**Stated problem**: Only the number is wanted: how many lines of these entries contain the word "with"?

Stored data:
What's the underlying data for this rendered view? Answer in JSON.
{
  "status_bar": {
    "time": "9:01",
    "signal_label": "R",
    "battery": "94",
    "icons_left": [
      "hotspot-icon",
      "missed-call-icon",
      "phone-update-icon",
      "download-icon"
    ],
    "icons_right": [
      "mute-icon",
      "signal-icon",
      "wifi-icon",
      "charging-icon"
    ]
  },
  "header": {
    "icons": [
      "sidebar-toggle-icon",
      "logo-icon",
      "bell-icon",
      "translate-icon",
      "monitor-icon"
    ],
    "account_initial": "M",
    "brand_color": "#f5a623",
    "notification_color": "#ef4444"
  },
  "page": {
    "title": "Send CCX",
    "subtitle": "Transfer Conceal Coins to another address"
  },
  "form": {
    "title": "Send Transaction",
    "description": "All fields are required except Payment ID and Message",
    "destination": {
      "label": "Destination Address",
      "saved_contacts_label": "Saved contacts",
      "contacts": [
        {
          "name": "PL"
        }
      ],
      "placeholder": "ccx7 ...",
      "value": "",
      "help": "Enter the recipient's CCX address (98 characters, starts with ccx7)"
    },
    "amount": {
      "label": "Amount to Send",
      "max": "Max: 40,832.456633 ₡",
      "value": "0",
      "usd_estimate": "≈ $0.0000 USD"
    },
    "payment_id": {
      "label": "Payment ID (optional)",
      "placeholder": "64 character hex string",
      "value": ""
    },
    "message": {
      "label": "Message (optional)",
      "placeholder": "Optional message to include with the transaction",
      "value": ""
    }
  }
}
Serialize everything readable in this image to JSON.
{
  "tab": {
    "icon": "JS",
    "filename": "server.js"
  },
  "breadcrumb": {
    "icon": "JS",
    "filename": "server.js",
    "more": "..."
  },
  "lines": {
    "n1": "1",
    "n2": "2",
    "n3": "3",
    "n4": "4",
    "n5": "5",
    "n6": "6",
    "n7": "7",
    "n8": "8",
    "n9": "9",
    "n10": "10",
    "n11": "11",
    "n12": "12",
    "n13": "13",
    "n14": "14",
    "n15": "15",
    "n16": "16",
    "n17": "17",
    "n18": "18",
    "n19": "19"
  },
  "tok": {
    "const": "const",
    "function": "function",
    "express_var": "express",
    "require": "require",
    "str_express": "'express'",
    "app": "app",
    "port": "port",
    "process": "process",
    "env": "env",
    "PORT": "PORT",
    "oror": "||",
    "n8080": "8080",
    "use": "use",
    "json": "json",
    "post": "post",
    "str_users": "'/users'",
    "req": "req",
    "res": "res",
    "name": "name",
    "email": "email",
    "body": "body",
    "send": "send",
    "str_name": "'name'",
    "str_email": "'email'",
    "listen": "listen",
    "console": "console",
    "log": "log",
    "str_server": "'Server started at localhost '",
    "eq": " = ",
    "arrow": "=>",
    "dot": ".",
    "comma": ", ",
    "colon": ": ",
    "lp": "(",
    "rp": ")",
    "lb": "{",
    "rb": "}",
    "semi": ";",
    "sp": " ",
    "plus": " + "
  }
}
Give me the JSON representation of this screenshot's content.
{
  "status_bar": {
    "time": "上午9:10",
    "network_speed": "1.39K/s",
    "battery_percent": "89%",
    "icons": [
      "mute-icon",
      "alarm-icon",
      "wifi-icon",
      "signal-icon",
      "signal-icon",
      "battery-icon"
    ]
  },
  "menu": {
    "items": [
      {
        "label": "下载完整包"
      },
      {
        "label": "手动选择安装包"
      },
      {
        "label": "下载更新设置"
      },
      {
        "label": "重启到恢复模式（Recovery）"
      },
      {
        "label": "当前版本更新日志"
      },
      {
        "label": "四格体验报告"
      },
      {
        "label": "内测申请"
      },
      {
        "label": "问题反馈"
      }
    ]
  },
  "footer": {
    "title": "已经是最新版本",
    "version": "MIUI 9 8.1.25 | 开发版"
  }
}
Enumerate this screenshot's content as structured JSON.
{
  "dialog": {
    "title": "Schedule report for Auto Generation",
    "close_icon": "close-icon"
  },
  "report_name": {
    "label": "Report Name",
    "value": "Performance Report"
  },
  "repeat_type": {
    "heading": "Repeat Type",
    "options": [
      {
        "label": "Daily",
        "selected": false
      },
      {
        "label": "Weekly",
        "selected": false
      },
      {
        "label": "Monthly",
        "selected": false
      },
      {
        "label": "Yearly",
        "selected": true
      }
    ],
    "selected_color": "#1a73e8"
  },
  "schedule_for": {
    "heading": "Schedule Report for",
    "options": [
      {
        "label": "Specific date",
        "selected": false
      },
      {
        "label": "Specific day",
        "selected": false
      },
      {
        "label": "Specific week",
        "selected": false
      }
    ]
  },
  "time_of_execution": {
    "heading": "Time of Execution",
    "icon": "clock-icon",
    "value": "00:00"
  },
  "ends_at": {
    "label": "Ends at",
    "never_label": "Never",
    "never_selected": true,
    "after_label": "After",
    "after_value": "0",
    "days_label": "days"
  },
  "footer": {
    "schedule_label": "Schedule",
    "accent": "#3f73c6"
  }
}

**Solution**: 2